PROBLEM TO SOLVE –
Reproduce every record below exactly as it appears.

DATASET ROWS –

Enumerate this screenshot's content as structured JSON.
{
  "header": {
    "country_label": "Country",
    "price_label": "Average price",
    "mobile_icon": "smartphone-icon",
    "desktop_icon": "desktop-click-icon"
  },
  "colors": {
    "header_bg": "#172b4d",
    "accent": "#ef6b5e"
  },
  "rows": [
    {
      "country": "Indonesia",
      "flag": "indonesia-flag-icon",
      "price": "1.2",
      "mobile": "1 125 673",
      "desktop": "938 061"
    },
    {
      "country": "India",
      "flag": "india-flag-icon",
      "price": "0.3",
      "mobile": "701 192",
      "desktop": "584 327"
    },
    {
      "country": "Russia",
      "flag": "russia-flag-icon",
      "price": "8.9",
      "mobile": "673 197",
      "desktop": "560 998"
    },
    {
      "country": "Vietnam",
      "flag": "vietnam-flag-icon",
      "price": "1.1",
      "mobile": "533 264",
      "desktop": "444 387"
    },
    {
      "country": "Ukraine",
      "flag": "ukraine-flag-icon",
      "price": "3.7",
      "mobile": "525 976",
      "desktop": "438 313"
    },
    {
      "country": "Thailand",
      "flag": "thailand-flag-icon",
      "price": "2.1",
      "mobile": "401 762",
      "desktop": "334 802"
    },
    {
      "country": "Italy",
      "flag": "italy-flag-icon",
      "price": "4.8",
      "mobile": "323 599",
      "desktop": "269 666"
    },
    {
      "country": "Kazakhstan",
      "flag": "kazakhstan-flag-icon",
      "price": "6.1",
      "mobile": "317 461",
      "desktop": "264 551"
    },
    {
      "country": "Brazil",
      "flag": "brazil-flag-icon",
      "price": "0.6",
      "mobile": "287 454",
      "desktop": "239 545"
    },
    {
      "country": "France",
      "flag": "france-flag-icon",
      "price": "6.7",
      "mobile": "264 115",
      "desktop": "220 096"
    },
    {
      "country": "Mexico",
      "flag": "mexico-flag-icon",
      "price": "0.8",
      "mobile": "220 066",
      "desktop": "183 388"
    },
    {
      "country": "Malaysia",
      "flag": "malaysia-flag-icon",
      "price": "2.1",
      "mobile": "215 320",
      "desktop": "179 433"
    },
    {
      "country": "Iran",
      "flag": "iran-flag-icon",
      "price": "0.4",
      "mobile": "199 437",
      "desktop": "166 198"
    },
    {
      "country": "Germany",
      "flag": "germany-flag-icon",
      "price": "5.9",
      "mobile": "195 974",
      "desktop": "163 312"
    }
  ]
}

REPLY TO THE EXERCISE –
Enumerate this screenshot's content as structured JSON.
{
  "header": {
    "country_label": "Country",
    "price_label": "Average price",
    "mobile_icon": "smartphone-icon",
    "desktop_icon": "desktop-click-icon"
  },
  "colors": {
    "header_bg": "#172b4d",
    "accent": "#ef6b5e"
  },
  "rows": [
    {
      "country": "Indonesia",
      "flag": "indonesia-flag-icon",
      "price": "1.2",
      "mobile": "1 125 673",
      "desktop": "938 061"
    },
    {
      "country": "India",
      "flag": "india-flag-icon",
      "price": "0.3",
      "mobile": "701 192",
      "desktop": "584 327"
    },
    {
      "country": "Russia",
      "flag": "russia-flag-icon",
      "price": "8.9",
      "mobile": "673 197",
      "desktop": "560 998"
    },
    {
      "country": "Vietnam",
      "flag": "vietnam-flag-icon",
      "price": "1.1",
      "mobile": "533 264",
      "desktop": "444 387"
    },
    {
      "country": "Ukraine",
      "flag": "ukraine-flag-icon",
      "price": "3.7",
      "mobile": "525 976",
      "desktop": "438 313"
    },
    {
      "country": "Thailand",
      "flag": "thailand-flag-icon",
      "price": "2.1",
      "mobile": "401 762",
      "desktop": "334 802"
    },
    {
      "country": "Italy",
      "flag": "italy-flag-icon",
      "price": "4.8",
      "mobile": "323 599",
      "desktop": "269 666"
    },
    {
      "country": "Kazakhstan",
      "flag": "kazakhstan-flag-icon",
      "price": "6.1",
      "mobile": "317 461",
      "desktop": "264 551"
    },
    {
      "country": "Brazil",
      "flag": "brazil-flag-icon",
      "price": "0.6",
      "mobile": "287 454",
      "desktop": "239 545"
    },
    {
      "country": "France",
      "flag": "france-flag-icon",
      "price": "6.7",
      "mobile": "264 115",
      "desktop": "220 096"
    },
    {
      "country": "Mexico",
      "flag": "mexico-flag-icon",
      "price": "0.8",
      "mobile": "220 066",
      "desktop": "183 388"
    },
    {
      "country": "Malaysia",
      "flag": "malaysia-flag-icon",
      "price": "2.1",
      "mobile": "215 320",
      "desktop": "179 433"
    },
    {
      "country": "Iran",
      "flag": "iran-flag-icon",
      "price": "0.4",
      "mobile": "199 437",
      "desktop": "166 198"
    },
    {
      "country": "Germany",
      "flag": "germany-flag-icon",
      "price": "5.9",
      "mobile": "195 974",
      "desktop": "163 312"
    }
  ]
}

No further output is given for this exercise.